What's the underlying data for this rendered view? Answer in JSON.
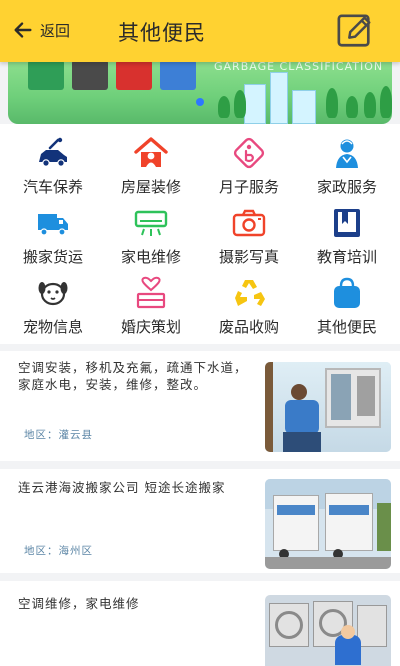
{
  "header": {
    "back_label": "返回",
    "title": "其他便民"
  },
  "banner": {
    "text": "GARBAGE CLASSIFICATION",
    "bin_colors": [
      "#2f9e57",
      "#4a4a4a",
      "#d8312e",
      "#3d7fd6"
    ]
  },
  "categories": [
    {
      "label": "汽车保养",
      "icon": "car-wash-icon"
    },
    {
      "label": "房屋装修",
      "icon": "house-repair-icon"
    },
    {
      "label": "月子服务",
      "icon": "baby-care-icon"
    },
    {
      "label": "家政服务",
      "icon": "housekeeper-icon"
    },
    {
      "label": "搬家货运",
      "icon": "moving-truck-icon"
    },
    {
      "label": "家电维修",
      "icon": "air-conditioner-icon"
    },
    {
      "label": "摄影写真",
      "icon": "camera-icon"
    },
    {
      "label": "教育培训",
      "icon": "book-icon"
    },
    {
      "label": "宠物信息",
      "icon": "pet-dog-icon"
    },
    {
      "label": "婚庆策划",
      "icon": "wedding-icon"
    },
    {
      "label": "废品收购",
      "icon": "recycle-icon"
    },
    {
      "label": "其他便民",
      "icon": "shopping-bag-icon"
    }
  ],
  "listings": [
    {
      "description": "空调安装，移机及充氟，疏通下水道，家庭水电，安装，维修，整改。",
      "region": "地区：灌云县",
      "thumbnail": "technician-installing-ac-photo"
    },
    {
      "description": "连云港海波搬家公司 短途长途搬家",
      "region": "地区：海州区",
      "thumbnail": "moving-trucks-photo"
    },
    {
      "description": "空调维修，家电维修",
      "region": "",
      "thumbnail": "ac-units-repair-photo"
    }
  ]
}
───
- _DO THIS_:
Show every line where the string "photo" appears.

- _SOLUTION_:
      "thumbnail": "technician-installing-ac-photo"
      "thumbnail": "moving-trucks-photo"
      "thumbnail": "ac-units-repair-photo"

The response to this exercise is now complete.